What you have to do: From the records below, pull each line that has "base".

Supplied data:
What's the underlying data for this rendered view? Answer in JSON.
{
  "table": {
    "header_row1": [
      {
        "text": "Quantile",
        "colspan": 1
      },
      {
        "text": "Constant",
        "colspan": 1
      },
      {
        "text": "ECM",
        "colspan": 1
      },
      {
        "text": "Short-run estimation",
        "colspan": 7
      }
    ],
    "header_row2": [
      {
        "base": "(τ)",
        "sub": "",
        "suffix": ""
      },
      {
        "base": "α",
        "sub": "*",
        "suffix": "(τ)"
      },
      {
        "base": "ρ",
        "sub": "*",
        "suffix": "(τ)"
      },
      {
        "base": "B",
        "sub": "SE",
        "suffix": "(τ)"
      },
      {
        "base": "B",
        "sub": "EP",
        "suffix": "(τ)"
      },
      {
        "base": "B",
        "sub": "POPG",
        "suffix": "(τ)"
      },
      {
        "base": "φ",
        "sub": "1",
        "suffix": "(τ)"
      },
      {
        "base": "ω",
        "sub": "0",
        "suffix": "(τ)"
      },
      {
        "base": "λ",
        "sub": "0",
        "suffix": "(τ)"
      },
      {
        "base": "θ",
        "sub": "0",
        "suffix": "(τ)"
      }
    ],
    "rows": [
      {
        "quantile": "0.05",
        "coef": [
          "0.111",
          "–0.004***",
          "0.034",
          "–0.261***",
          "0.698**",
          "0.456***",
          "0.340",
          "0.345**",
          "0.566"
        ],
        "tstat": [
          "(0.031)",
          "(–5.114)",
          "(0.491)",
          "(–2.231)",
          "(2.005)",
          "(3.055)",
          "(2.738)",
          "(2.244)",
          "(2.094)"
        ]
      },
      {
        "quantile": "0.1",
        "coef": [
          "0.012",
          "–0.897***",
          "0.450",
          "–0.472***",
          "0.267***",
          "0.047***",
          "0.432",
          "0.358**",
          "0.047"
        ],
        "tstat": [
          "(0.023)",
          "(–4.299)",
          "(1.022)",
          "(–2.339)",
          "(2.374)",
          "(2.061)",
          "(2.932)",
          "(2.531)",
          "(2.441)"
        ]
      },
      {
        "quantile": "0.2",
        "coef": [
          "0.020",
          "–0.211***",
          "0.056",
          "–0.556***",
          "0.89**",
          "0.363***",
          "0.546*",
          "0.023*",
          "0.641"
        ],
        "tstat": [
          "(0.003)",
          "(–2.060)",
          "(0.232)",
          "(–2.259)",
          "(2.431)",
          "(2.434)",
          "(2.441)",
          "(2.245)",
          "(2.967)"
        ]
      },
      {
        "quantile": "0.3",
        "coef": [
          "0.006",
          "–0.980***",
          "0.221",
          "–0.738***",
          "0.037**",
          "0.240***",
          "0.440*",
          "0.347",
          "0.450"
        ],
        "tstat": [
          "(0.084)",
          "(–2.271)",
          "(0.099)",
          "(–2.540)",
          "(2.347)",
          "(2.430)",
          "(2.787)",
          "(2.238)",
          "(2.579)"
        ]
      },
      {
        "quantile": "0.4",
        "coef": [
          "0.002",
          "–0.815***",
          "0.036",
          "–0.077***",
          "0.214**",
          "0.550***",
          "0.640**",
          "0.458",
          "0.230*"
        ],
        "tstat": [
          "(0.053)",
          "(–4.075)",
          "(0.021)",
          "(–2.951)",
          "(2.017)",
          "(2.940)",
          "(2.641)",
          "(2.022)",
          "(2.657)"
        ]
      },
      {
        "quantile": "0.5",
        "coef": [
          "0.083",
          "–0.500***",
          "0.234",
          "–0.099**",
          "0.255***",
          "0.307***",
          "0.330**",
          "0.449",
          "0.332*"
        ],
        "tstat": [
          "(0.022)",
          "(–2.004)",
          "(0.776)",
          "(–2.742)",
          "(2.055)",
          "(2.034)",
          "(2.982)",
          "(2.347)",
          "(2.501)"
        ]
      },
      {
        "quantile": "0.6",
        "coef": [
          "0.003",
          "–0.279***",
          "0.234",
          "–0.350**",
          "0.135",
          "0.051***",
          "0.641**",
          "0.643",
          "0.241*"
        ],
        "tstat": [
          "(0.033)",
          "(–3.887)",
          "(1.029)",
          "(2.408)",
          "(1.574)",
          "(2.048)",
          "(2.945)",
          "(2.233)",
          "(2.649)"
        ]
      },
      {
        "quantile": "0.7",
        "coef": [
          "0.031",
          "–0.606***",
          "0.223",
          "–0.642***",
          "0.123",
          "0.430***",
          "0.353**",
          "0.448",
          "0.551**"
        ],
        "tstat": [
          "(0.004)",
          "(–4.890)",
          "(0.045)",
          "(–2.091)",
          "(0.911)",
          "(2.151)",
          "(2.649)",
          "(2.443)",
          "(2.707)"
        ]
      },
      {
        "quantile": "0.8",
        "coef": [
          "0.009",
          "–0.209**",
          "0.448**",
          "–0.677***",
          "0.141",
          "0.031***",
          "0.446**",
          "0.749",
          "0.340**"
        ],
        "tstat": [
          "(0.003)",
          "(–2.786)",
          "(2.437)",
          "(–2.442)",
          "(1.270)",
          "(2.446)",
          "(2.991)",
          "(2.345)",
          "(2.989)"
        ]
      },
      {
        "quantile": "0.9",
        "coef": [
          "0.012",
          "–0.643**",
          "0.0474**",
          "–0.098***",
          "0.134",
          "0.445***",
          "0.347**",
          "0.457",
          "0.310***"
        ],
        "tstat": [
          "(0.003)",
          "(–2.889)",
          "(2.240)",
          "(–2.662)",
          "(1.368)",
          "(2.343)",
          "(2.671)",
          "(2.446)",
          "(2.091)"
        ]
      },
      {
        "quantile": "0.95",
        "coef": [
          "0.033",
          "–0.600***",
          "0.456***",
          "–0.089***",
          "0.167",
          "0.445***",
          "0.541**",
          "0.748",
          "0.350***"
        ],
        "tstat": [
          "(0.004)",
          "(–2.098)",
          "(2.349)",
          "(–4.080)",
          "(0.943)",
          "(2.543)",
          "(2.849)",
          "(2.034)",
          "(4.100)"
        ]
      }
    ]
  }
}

Task result:
        "base": "(τ)",
        "base": "α",
        "base": "ρ",
        "base": "B",
        "base": "B",
        "base": "B",
        "base": "φ",
        "base": "ω",
        "base": "λ",
        "base": "θ",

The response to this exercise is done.